— Begin —
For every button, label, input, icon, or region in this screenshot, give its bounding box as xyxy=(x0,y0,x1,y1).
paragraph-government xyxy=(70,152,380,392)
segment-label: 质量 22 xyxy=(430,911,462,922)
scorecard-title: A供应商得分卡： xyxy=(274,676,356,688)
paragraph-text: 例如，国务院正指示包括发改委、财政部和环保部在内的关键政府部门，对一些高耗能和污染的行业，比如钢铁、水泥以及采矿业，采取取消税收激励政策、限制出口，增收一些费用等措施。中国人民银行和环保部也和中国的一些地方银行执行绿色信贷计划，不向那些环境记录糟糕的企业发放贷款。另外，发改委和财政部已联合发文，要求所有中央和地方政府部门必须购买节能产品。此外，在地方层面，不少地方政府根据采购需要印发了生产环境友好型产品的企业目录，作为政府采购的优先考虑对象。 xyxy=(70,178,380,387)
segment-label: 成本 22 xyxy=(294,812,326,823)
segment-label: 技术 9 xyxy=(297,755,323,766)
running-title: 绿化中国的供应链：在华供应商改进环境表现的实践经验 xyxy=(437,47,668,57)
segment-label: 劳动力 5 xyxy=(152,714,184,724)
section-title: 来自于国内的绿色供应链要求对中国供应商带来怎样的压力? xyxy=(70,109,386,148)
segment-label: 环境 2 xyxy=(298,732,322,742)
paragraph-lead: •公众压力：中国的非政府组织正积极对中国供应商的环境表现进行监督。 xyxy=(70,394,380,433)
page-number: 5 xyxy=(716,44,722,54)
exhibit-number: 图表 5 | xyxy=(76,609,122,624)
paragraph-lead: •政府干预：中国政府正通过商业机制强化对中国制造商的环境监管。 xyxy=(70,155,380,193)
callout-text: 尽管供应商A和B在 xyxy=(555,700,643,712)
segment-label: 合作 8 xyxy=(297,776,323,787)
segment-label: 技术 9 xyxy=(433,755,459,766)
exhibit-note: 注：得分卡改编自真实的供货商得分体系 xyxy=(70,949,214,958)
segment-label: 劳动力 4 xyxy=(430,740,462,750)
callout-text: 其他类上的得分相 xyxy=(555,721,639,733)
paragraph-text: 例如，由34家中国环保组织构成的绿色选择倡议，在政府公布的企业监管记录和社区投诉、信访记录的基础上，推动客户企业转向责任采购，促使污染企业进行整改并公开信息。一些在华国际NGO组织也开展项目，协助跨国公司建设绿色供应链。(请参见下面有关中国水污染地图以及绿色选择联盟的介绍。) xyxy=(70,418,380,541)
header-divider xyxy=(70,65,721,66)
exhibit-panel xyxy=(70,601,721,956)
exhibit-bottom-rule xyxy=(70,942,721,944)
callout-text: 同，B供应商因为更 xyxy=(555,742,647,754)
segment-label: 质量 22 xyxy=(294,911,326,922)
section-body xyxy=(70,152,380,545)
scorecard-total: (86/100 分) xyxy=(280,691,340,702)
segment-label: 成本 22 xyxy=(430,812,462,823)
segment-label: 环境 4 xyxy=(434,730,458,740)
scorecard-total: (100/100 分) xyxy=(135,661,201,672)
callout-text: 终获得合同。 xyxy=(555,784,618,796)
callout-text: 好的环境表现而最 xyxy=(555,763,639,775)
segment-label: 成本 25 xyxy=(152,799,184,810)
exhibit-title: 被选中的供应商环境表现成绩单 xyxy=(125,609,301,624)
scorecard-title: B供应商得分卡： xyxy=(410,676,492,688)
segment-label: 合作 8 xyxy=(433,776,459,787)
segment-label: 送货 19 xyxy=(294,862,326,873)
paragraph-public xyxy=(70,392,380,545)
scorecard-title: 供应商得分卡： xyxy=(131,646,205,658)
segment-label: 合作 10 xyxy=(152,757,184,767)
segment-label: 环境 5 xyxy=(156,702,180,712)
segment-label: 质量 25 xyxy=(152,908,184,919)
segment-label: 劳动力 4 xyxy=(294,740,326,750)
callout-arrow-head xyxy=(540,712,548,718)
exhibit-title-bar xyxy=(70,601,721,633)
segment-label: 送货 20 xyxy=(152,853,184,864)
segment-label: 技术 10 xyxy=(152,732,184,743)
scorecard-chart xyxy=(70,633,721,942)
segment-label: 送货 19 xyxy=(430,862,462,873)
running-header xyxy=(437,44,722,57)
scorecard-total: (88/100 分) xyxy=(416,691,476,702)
— End —
- **What to produce**
Reproduce all of the lines above verbatim, from the first through the last.

- **Output below**
For every button, label, input, icon, or region in this screenshot, give its bounding box as xyxy=(x0,y0,x1,y1).
paragraph-government xyxy=(70,152,380,392)
segment-label: 质量 22 xyxy=(430,911,462,922)
scorecard-title: A供应商得分卡： xyxy=(274,676,356,688)
paragraph-text: 例如，国务院正指示包括发改委、财政部和环保部在内的关键政府部门，对一些高耗能和污染的行业，比如钢铁、水泥以及采矿业，采取取消税收激励政策、限制出口，增收一些费用等措施。中国人民银行和环保部也和中国的一些地方银行执行绿色信贷计划，不向那些环境记录糟糕的企业发放贷款。另外，发改委和财政部已联合发文，要求所有中央和地方政府部门必须购买节能产品。此外，在地方层面，不少地方政府根据采购需要印发了生产环境友好型产品的企业目录，作为政府采购的优先考虑对象。 xyxy=(70,178,380,387)
segment-label: 成本 22 xyxy=(294,812,326,823)
segment-label: 技术 9 xyxy=(297,755,323,766)
running-title: 绿化中国的供应链：在华供应商改进环境表现的实践经验 xyxy=(437,47,668,57)
segment-label: 劳动力 5 xyxy=(152,714,184,724)
section-title: 来自于国内的绿色供应链要求对中国供应商带来怎样的压力? xyxy=(70,109,386,148)
segment-label: 环境 2 xyxy=(298,732,322,742)
paragraph-lead: •公众压力：中国的非政府组织正积极对中国供应商的环境表现进行监督。 xyxy=(70,394,380,433)
page-number: 5 xyxy=(716,44,722,54)
exhibit-number: 图表 5 | xyxy=(76,609,122,624)
paragraph-lead: •政府干预：中国政府正通过商业机制强化对中国制造商的环境监管。 xyxy=(70,155,380,193)
callout-text: 尽管供应商A和B在 xyxy=(555,700,643,712)
segment-label: 合作 8 xyxy=(297,776,323,787)
segment-label: 技术 9 xyxy=(433,755,459,766)
exhibit-note: 注：得分卡改编自真实的供货商得分体系 xyxy=(70,949,214,958)
segment-label: 劳动力 4 xyxy=(430,740,462,750)
callout-text: 其他类上的得分相 xyxy=(555,721,639,733)
paragraph-text: 例如，由34家中国环保组织构成的绿色选择倡议，在政府公布的企业监管记录和社区投诉、信访记录的基础上，推动客户企业转向责任采购，促使污染企业进行整改并公开信息。一些在华国际NGO组织也开展项目，协助跨国公司建设绿色供应链。(请参见下面有关中国水污染地图以及绿色选择联盟的介绍。) xyxy=(70,418,380,541)
header-divider xyxy=(70,65,721,66)
exhibit-panel xyxy=(70,601,721,956)
exhibit-bottom-rule xyxy=(70,942,721,944)
callout-text: 同，B供应商因为更 xyxy=(555,742,647,754)
segment-label: 质量 22 xyxy=(294,911,326,922)
section-body xyxy=(70,152,380,545)
scorecard-total: (86/100 分) xyxy=(280,691,340,702)
segment-label: 成本 22 xyxy=(430,812,462,823)
segment-label: 环境 4 xyxy=(434,730,458,740)
scorecard-total: (100/100 分) xyxy=(135,661,201,672)
callout-text: 终获得合同。 xyxy=(555,784,618,796)
callout-text: 好的环境表现而最 xyxy=(555,763,639,775)
segment-label: 成本 25 xyxy=(152,799,184,810)
exhibit-title: 被选中的供应商环境表现成绩单 xyxy=(125,609,301,624)
scorecard-title: B供应商得分卡： xyxy=(410,676,492,688)
segment-label: 合作 8 xyxy=(433,776,459,787)
segment-label: 送货 19 xyxy=(294,862,326,873)
paragraph-public xyxy=(70,392,380,545)
scorecard-title: 供应商得分卡： xyxy=(131,646,205,658)
segment-label: 合作 10 xyxy=(152,757,184,767)
segment-label: 环境 5 xyxy=(156,702,180,712)
segment-label: 质量 25 xyxy=(152,908,184,919)
segment-label: 劳动力 4 xyxy=(294,740,326,750)
callout-arrow-head xyxy=(540,712,548,718)
exhibit-title-bar xyxy=(70,601,721,633)
segment-label: 送货 20 xyxy=(152,853,184,864)
segment-label: 技术 10 xyxy=(152,732,184,743)
scorecard-chart xyxy=(70,633,721,942)
segment-label: 送货 19 xyxy=(430,862,462,873)
running-header xyxy=(437,44,722,57)
scorecard-total: (88/100 分) xyxy=(416,691,476,702)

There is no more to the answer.